### [Brief]
Copy the lines from the one containing "248, 520, 264]" through the one containing "- keyword-limit-suffix: 篇文章。: [476, 649, 532, 666]" without changing a character.

>> BEGIN Dataset rows

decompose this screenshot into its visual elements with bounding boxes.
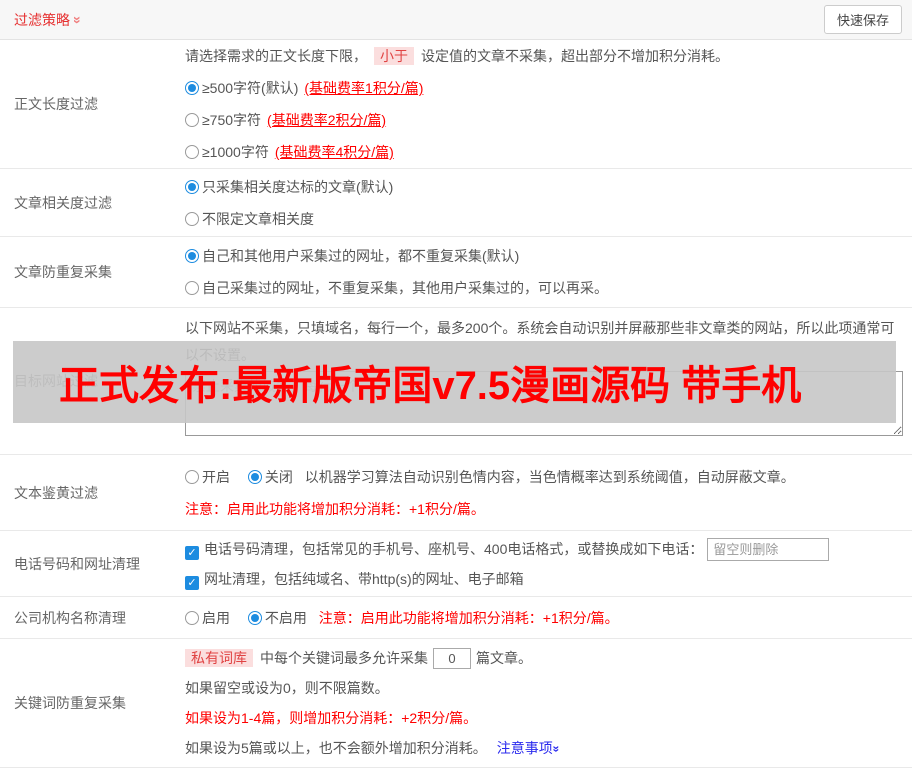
- dedup-option-global-label: 自己和其他用户采集过的网址，都不重复采集(默认): [202, 248, 520, 264]
- row-label-relevance: 文章相关度过滤: [14, 194, 112, 211]
- row-label-phone-url: 电话号码和网址清理: [14, 555, 140, 572]
- radio-500-icon[interactable]: [185, 81, 199, 95]
- radio-750-icon[interactable]: [185, 113, 199, 127]
- radio-1000-icon[interactable]: [185, 145, 199, 159]
- length-option-750-fee[interactable]: (基础费率2积分/篇): [267, 112, 386, 128]
- relevance-option-any-label: 不限定文章相关度: [202, 210, 314, 227]
- phone-clean-label: 电话号码清理，包括常见的手机号、座机号、400电话格式，或替换成如下电话：: [204, 540, 704, 557]
- desc-suffix: 设定值的文章不采集，超出部分不增加积分消耗。: [421, 48, 729, 64]
- porn-filter-note: 注意：启用此功能将增加积分消耗：+1积分/篇。: [185, 500, 485, 517]
- radio-porn-on-icon[interactable]: [185, 469, 199, 484]
- keyword-limit-suffix: 篇文章。: [476, 649, 532, 666]
- checkbox-url-clean-icon[interactable]: [185, 575, 199, 590]
- radio-dedup-global-icon[interactable]: [185, 249, 199, 263]
- keyword-note-cost: 如果设为1-4篇，则增加积分消耗：+2积分/篇。: [185, 709, 478, 726]
- private-lexicon-highlight[interactable]: 私有词库: [185, 648, 253, 667]
- radio-company-off-icon[interactable]: [247, 610, 262, 625]
- length-option-750[interactable]: ≥750字符 (基础费率2积分/篇): [185, 104, 904, 136]
- target-site-desc: 以下网站不采集，只填域名，每行一个，最多200个。系统会自动识别并屏蔽那些非文章…: [185, 320, 895, 363]
- length-option-500[interactable]: ≥500字符(默认) (基础费率1积分/篇): [185, 72, 904, 104]
- porn-filter-off-option[interactable]: 关闭: [247, 468, 293, 485]
- length-option-1000[interactable]: ≥1000字符 (基础费率4积分/篇): [185, 136, 904, 168]
- row-label-company-clean: 公司机构名称清理: [14, 609, 126, 626]
- relevance-option-any[interactable]: 不限定文章相关度: [185, 203, 904, 235]
- radio-porn-off-icon[interactable]: [247, 469, 262, 484]
- notice-link[interactable]: 注意事项: [497, 740, 560, 756]
- dedup-option-self[interactable]: 自己采集过的网址，不重复采集，其他用户采集过的，可以再采。: [185, 272, 904, 304]
- radio-relevance-any-icon[interactable]: [185, 211, 199, 226]
- phone-clean-option[interactable]: 电话号码清理，包括常见的手机号、座机号、400电话格式，或替换成如下电话：: [185, 534, 904, 564]
- keyword-note-five: 如果设为5篇或以上，也不会额外增加积分消耗。 注意事项: [185, 733, 904, 764]
- company-clean-note: 注意：启用此功能将增加积分消耗：+1积分/篇。: [318, 609, 619, 626]
- chevron-down-icon: [70, 16, 86, 24]
- replacement-phone-input[interactable]: [707, 538, 830, 562]
- less-than-highlight: 小于: [374, 47, 414, 65]
- row-phone-url-clean: 电话号码和网址清理 电话号码清理，包括常见的手机号、座机号、400电话格式，或替…: [0, 531, 912, 597]
- keyword-count-input[interactable]: [433, 648, 471, 670]
- url-clean-label: 网址清理，包括纯域名、带http(s)的网址、电子邮箱: [204, 570, 524, 587]
- quick-save-button[interactable]: 快速保存: [823, 5, 902, 34]
- desc-prefix: 请选择需求的正文长度下限，: [185, 48, 367, 64]
- length-option-750-label: ≥750字符: [202, 112, 262, 128]
- relevance-option-strict-label: 只采集相关度达标的文章(默认): [202, 178, 394, 195]
- keyword-limit-line: 私有词库中每个关键词最多允许采集 篇文章。: [185, 643, 904, 673]
- page-title: 过滤策略: [14, 11, 70, 28]
- blocked-domains-textarea[interactable]: [185, 371, 903, 436]
- row-dedup-collect: 文章防重复采集 自己和其他用户采集过的网址，都不重复采集(默认) 自己采集过的网…: [0, 237, 912, 308]
- porn-filter-desc: 以机器学习算法自动识别色情内容，当色情概率达到系统阈值，自动屏蔽文章。: [304, 468, 795, 485]
- keyword-note-zero: 如果留空或设为0，则不限篇数。: [185, 679, 389, 696]
- checkbox-phone-clean-icon[interactable]: [185, 545, 199, 560]
- length-option-500-fee[interactable]: (基础费率1积分/篇): [304, 80, 423, 96]
- row-label-body-length: 正文长度过滤: [14, 96, 98, 112]
- row-porn-filter: 文本鉴黄过滤 开启 关闭 以机器学习算法自动识别色情内容，当色情概率达到系统阈值…: [0, 455, 912, 531]
- company-clean-options: 启用 不启用 注意：启用此功能将增加积分消耗：+1积分/篇。: [185, 603, 904, 633]
- row-label-target-site: 目标网站过滤: [14, 373, 98, 389]
- page-title-group[interactable]: 过滤策略: [14, 10, 82, 30]
- row-company-name-clean: 公司机构名称清理 启用 不启用 注意：启用此功能将增加积分消耗：+1积分/篇。: [0, 597, 912, 639]
- porn-filter-on-option[interactable]: 开启: [185, 469, 230, 485]
- row-label-keyword-dedup: 关键词防重复采集: [14, 695, 126, 711]
- url-clean-option[interactable]: 网址清理，包括纯域名、带http(s)的网址、电子邮箱: [185, 564, 904, 594]
- row-label-dedup: 文章防重复采集: [14, 264, 112, 280]
- chevron-down-icon: [541, 745, 571, 752]
- company-clean-off-option[interactable]: 不启用: [247, 609, 307, 626]
- relevance-option-strict[interactable]: 只采集相关度达标的文章(默认): [185, 171, 904, 203]
- row-label-porn-filter: 文本鉴黄过滤: [14, 484, 98, 501]
- row-target-site-filter: 目标网站过滤 以下网站不采集，只填域名，每行一个，最多200个。系统会自动识别并…: [0, 308, 912, 455]
- company-clean-on-label: 启用: [202, 609, 230, 626]
- length-option-500-label: ≥500字符(默认): [202, 80, 299, 96]
- dedup-option-self-label: 自己采集过的网址，不重复采集，其他用户采集过的，可以再采。: [202, 280, 608, 296]
- row-relevance-filter: 文章相关度过滤 只采集相关度达标的文章(默认) 不限定文章相关度: [0, 169, 912, 237]
- dedup-option-global[interactable]: 自己和其他用户采集过的网址，都不重复采集(默认): [185, 240, 904, 272]
- radio-relevance-strict-icon[interactable]: [185, 179, 199, 194]
- header-bar: 过滤策略 快速保存: [0, 0, 912, 40]
- length-option-1000-label: ≥1000字符: [202, 144, 269, 160]
- keyword-note-five-text: 如果设为5篇或以上，也不会额外增加积分消耗。: [185, 739, 487, 756]
- body-length-desc: 请选择需求的正文长度下限， 小于 设定值的文章不采集，超出部分不增加积分消耗。: [185, 40, 904, 72]
- company-clean-off-label: 不启用: [264, 609, 307, 626]
- porn-filter-off-label: 关闭: [264, 468, 293, 485]
- company-clean-on-option[interactable]: 启用: [185, 610, 230, 626]
- radio-dedup-self-icon[interactable]: [185, 281, 199, 295]
- length-option-1000-fee[interactable]: (基础费率4积分/篇): [275, 144, 394, 160]
- row-body-length-filter: 正文长度过滤 请选择需求的正文长度下限， 小于 设定值的文章不采集，超出部分不增加积…: [0, 40, 912, 169]
- porn-filter-on-label: 开启: [202, 468, 230, 485]
- row-keyword-dedup: 关键词防重复采集 私有词库中每个关键词最多允许采集 篇文章。 如果留空或设为0，则…: [0, 639, 912, 768]
- porn-filter-options: 开启 关闭 以机器学习算法自动识别色情内容，当色情概率达到系统阈值，自动屏蔽文章…: [185, 461, 904, 493]
- keyword-limit-mid: 中每个关键词最多允许采集: [260, 649, 428, 666]
- radio-company-on-icon[interactable]: [185, 610, 199, 625]
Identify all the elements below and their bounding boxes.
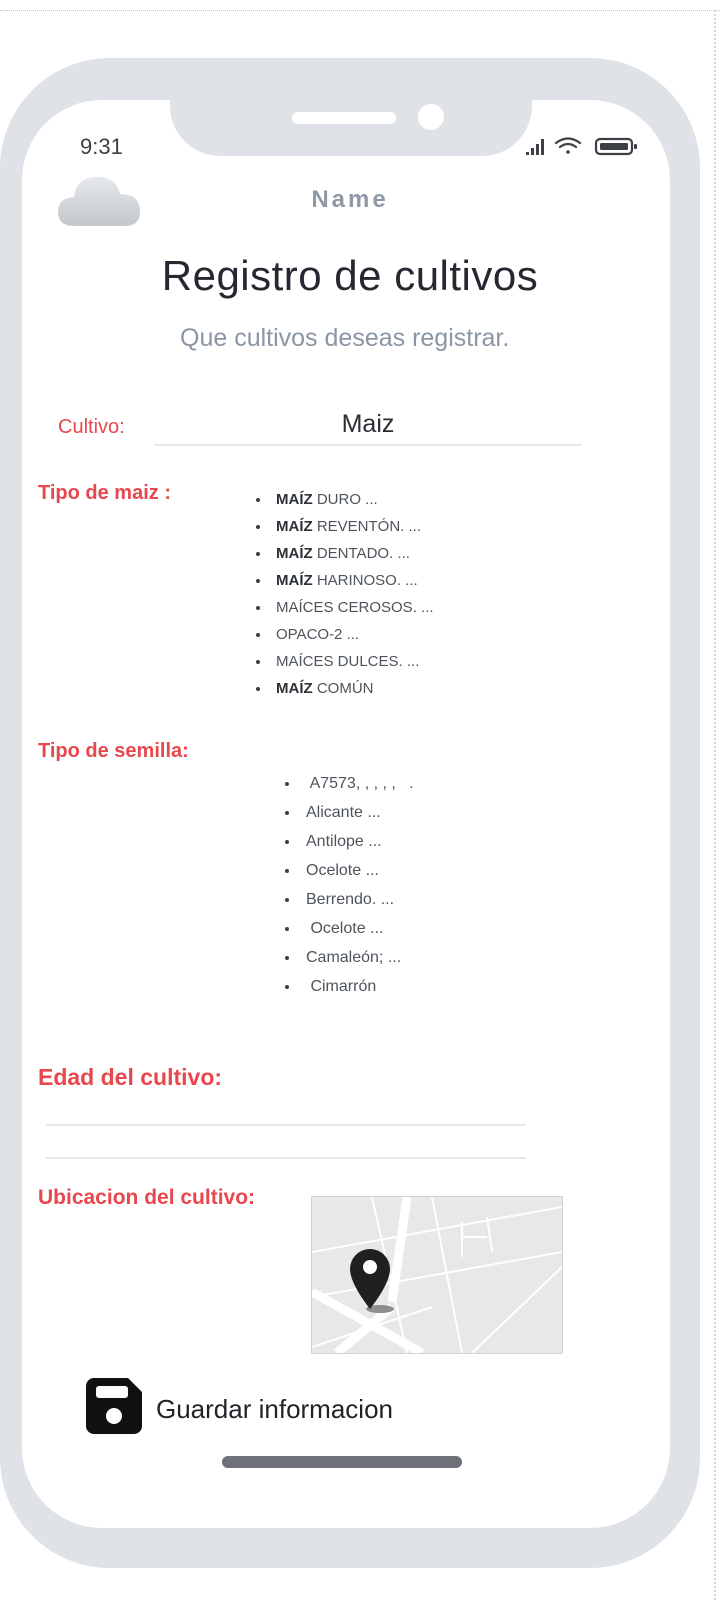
battery-icon: [594, 137, 637, 156]
tipo-maiz-item[interactable]: MAÍZ COMÚN: [256, 679, 434, 706]
cultivo-label: Cultivo:: [58, 416, 125, 438]
tipo-maiz-item-text: DENTADO. ...: [312, 545, 410, 562]
wifi-icon: [554, 137, 582, 154]
canvas-guide-top: [0, 10, 720, 19]
status-icons: [526, 137, 637, 156]
cultivo-field-underline: [154, 444, 582, 446]
tipo-semilla-list: A7573, , , , , . Alicante ... Antilope .…: [285, 774, 414, 1006]
home-indicator[interactable]: [222, 1456, 462, 1468]
tipo-maiz-item-bold: MAÍZ: [276, 680, 313, 697]
tipo-semilla-item[interactable]: Alicante ...: [285, 803, 414, 832]
tipo-maiz-item-bold: MAÍZ: [276, 545, 313, 562]
tipo-maiz-item[interactable]: MAÍZ REVENTÓN. ...: [256, 517, 434, 544]
tipo-semilla-item[interactable]: Cimarrón: [285, 977, 414, 1006]
tipo-maiz-item[interactable]: MAÍZ DURO ...: [256, 490, 434, 517]
tipo-semilla-item[interactable]: Antilope ...: [285, 832, 414, 861]
tipo-semilla-label: Tipo de semilla:: [38, 740, 189, 762]
tipo-maiz-item[interactable]: MAÍCES CEROSOS. ...: [256, 598, 434, 625]
tipo-semilla-item[interactable]: Ocelote ...: [285, 861, 414, 890]
cultivo-field[interactable]: Maiz: [154, 410, 582, 439]
tipo-maiz-item-text: MAÍCES CEROSOS. ...: [276, 599, 434, 616]
tipo-maiz-item-text: HARINOSO. ...: [312, 572, 418, 589]
tipo-maiz-item-text: MAÍCES DULCES. ...: [276, 653, 420, 670]
edad-field-secondary-line: [46, 1157, 526, 1159]
tipo-semilla-item[interactable]: A7573, , , , , .: [285, 774, 414, 803]
tipo-maiz-item[interactable]: MAÍZ HARINOSO. ...: [256, 571, 434, 598]
tipo-semilla-item[interactable]: Berrendo. ...: [285, 890, 414, 919]
page-subtitle: Que cultivos deseas registrar.: [180, 324, 510, 352]
tipo-maiz-item-bold: MAÍZ: [276, 491, 313, 508]
tipo-maiz-list: MAÍZ DURO ... MAÍZ REVENTÓN. ... MAÍZ DE…: [256, 490, 434, 706]
speaker-grille: [292, 112, 396, 124]
tipo-maiz-item[interactable]: MAÍCES DULCES. ...: [256, 652, 434, 679]
tipo-maiz-item[interactable]: MAÍZ DENTADO. ...: [256, 544, 434, 571]
location-map[interactable]: [311, 1196, 563, 1354]
tipo-semilla-item[interactable]: Ocelote ...: [285, 919, 414, 948]
tipo-maiz-item[interactable]: OPACO-2 ...: [256, 625, 434, 652]
phone-notch: [170, 98, 532, 156]
page-title: Registro de cultivos: [161, 252, 539, 299]
save-button[interactable]: Guardar informacion: [86, 1378, 446, 1438]
map-pin-icon: [350, 1249, 390, 1309]
floppy-disk-icon: [86, 1378, 142, 1434]
front-camera: [418, 104, 444, 130]
app-name: Name: [311, 186, 389, 213]
tipo-maiz-item-text: OPACO-2 ...: [276, 626, 360, 643]
tipo-semilla-item[interactable]: Camaleón; ...: [285, 948, 414, 977]
tipo-maiz-item-bold: MAÍZ: [276, 572, 313, 589]
edad-field[interactable]: [46, 1124, 526, 1126]
tipo-maiz-item-text: COMÚN: [312, 680, 374, 697]
tipo-maiz-item-bold: MAÍZ: [276, 518, 313, 535]
tipo-maiz-label: Tipo de maiz :: [38, 482, 171, 504]
edad-label: Edad del cultivo:: [38, 1064, 223, 1090]
canvas-guide-right: [713, 10, 716, 1600]
tipo-maiz-item-text: REVENTÓN. ...: [312, 518, 422, 535]
save-button-label: Guardar informacion: [156, 1394, 393, 1424]
tipo-maiz-item-text: DURO ...: [312, 491, 378, 508]
signal-icon: [526, 139, 544, 155]
status-time: 9:31: [80, 134, 123, 159]
ubicacion-label: Ubicacion del cultivo:: [38, 1186, 256, 1209]
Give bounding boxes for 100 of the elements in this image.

>> END Dataset rows

### [Completed task]
- dedup-option-global-label: 自己和其他用户采集过的网址，都不重复采集(默认): [202, 248, 520, 264]
- row-label-relevance: 文章相关度过滤: [14, 194, 112, 211]
- row-label-phone-url: 电话号码和网址清理: [14, 555, 140, 572]
- radio-500-icon[interactable]: [185, 81, 199, 95]
- radio-750-icon[interactable]: [185, 113, 199, 127]
- radio-1000-icon[interactable]: [185, 145, 199, 159]
- length-option-750-fee[interactable]: (基础费率2积分/篇): [267, 112, 386, 128]
- relevance-option-any-label: 不限定文章相关度: [202, 210, 314, 227]
- phone-clean-label: 电话号码清理，包括常见的手机号、座机号、400电话格式，或替换成如下电话：: [204, 540, 704, 557]
- desc-suffix: 设定值的文章不采集，超出部分不增加积分消耗。: [421, 48, 729, 64]
- porn-filter-note: 注意：启用此功能将增加积分消耗：+1积分/篇。: [185, 500, 485, 517]
- radio-porn-on-icon[interactable]: [185, 469, 199, 484]
- keyword-limit-suffix: 篇文章。: [476, 649, 532, 666]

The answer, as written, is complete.